(Items listed in a dataset)
□ □ □ □ □ □ □

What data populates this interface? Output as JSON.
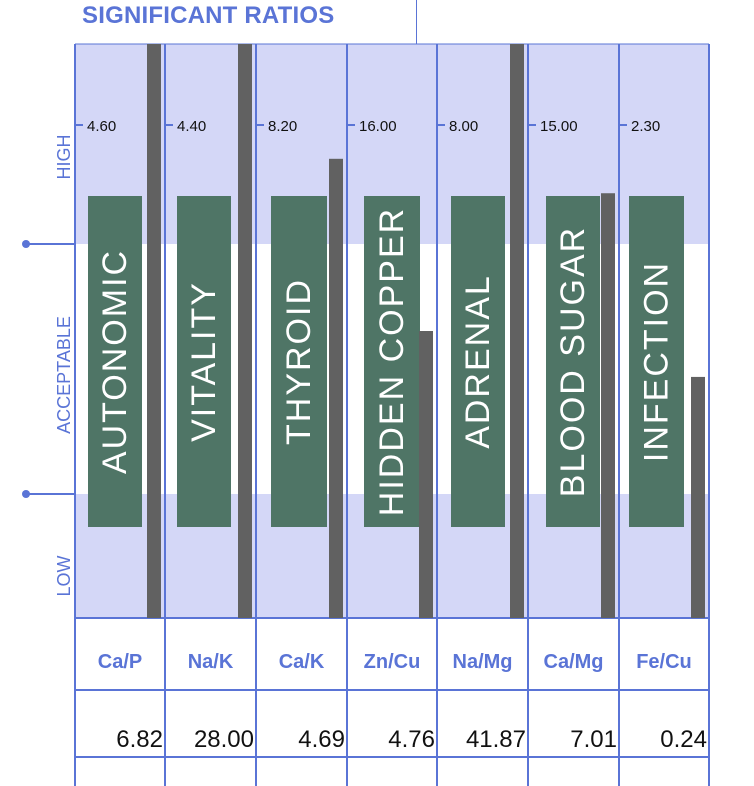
{
  "title": "SIGNIFICANT RATIOS",
  "colors": {
    "accent": "#5a74d6",
    "zone_high": "#d4d7f7",
    "zone_acceptable": "#ffffff",
    "zone_low": "#d4d7f7",
    "label_box": "#4f7566",
    "bar": "#616161"
  },
  "zones": {
    "high": "HIGH",
    "acceptable": "ACCEPTABLE",
    "low": "LOW"
  },
  "chart_data": {
    "type": "bar",
    "title": "SIGNIFICANT RATIOS",
    "categories": [
      "AUTONOMIC",
      "VITALITY",
      "THYROID",
      "HIDDEN COPPER",
      "ADRENAL",
      "BLOOD SUGAR",
      "INFECTION"
    ],
    "ratios": [
      "Ca/P",
      "Na/K",
      "Ca/K",
      "Zn/Cu",
      "Na/Mg",
      "Ca/Mg",
      "Fe/Cu"
    ],
    "high_thresholds": [
      "4.60",
      "4.40",
      "8.20",
      "16.00",
      "8.00",
      "15.00",
      "2.30"
    ],
    "values_display": [
      "6.82",
      "28.00",
      "4.69",
      "4.76",
      "41.87",
      "7.01",
      "0.24"
    ],
    "bar_level_fraction": [
      1.0,
      1.0,
      0.8,
      0.5,
      1.0,
      0.74,
      0.42
    ],
    "legend": "none",
    "grid": true
  }
}
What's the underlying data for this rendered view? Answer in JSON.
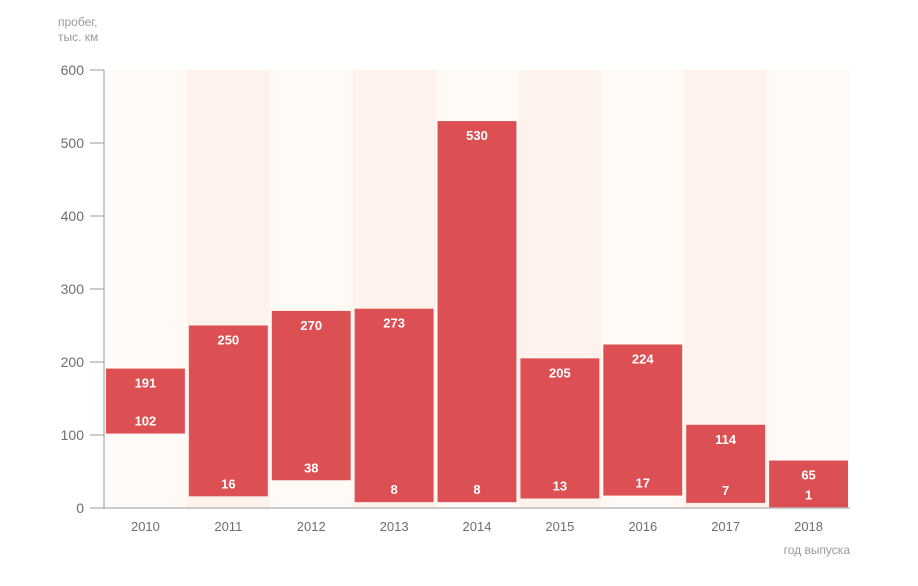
{
  "chart_data": {
    "type": "bar",
    "title": "",
    "ylabel_lines": [
      "пробег,",
      "тыс. км"
    ],
    "xlabel": "год выпуска",
    "ylim": [
      0,
      600
    ],
    "yticks": [
      0,
      100,
      200,
      300,
      400,
      500,
      600
    ],
    "categories": [
      "2010",
      "2011",
      "2012",
      "2013",
      "2014",
      "2015",
      "2016",
      "2017",
      "2018"
    ],
    "series": [
      {
        "name": "min",
        "values": [
          102,
          16,
          38,
          8,
          8,
          13,
          17,
          7,
          1
        ]
      },
      {
        "name": "max",
        "values": [
          191,
          250,
          270,
          273,
          530,
          205,
          224,
          114,
          65
        ]
      }
    ],
    "bar_color": "#dc5054",
    "column_band_colors": [
      "#fffaf5",
      "#fdf3ec"
    ],
    "grid": false
  }
}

□ □ □ □ □ □ □

◆ **Stated task**
Drop the images and repeat the data exactly.

◆ **Written response**
What data populates this interface? Output as JSON.
{
  "title": "SIGNIFICANT RATIOS",
  "colors": {
    "accent": "#5a74d6",
    "zone_high": "#d4d7f7",
    "zone_acceptable": "#ffffff",
    "zone_low": "#d4d7f7",
    "label_box": "#4f7566",
    "bar": "#616161"
  },
  "zones": {
    "high": "HIGH",
    "acceptable": "ACCEPTABLE",
    "low": "LOW"
  },
  "chart_data": {
    "type": "bar",
    "title": "SIGNIFICANT RATIOS",
    "categories": [
      "AUTONOMIC",
      "VITALITY",
      "THYROID",
      "HIDDEN COPPER",
      "ADRENAL",
      "BLOOD SUGAR",
      "INFECTION"
    ],
    "ratios": [
      "Ca/P",
      "Na/K",
      "Ca/K",
      "Zn/Cu",
      "Na/Mg",
      "Ca/Mg",
      "Fe/Cu"
    ],
    "high_thresholds": [
      "4.60",
      "4.40",
      "8.20",
      "16.00",
      "8.00",
      "15.00",
      "2.30"
    ],
    "values_display": [
      "6.82",
      "28.00",
      "4.69",
      "4.76",
      "41.87",
      "7.01",
      "0.24"
    ],
    "bar_level_fraction": [
      1.0,
      1.0,
      0.8,
      0.5,
      1.0,
      0.74,
      0.42
    ],
    "legend": "none",
    "grid": true
  }
}
What's the underlying data for this rendered view? Answer in JSON.
{
  "chart_data": {
    "type": "bar",
    "title": "",
    "ylabel_lines": [
      "пробег,",
      "тыс. км"
    ],
    "xlabel": "год выпуска",
    "ylim": [
      0,
      600
    ],
    "yticks": [
      0,
      100,
      200,
      300,
      400,
      500,
      600
    ],
    "categories": [
      "2010",
      "2011",
      "2012",
      "2013",
      "2014",
      "2015",
      "2016",
      "2017",
      "2018"
    ],
    "series": [
      {
        "name": "min",
        "values": [
          102,
          16,
          38,
          8,
          8,
          13,
          17,
          7,
          1
        ]
      },
      {
        "name": "max",
        "values": [
          191,
          250,
          270,
          273,
          530,
          205,
          224,
          114,
          65
        ]
      }
    ],
    "bar_color": "#dc5054",
    "column_band_colors": [
      "#fffaf5",
      "#fdf3ec"
    ],
    "grid": false
  }
}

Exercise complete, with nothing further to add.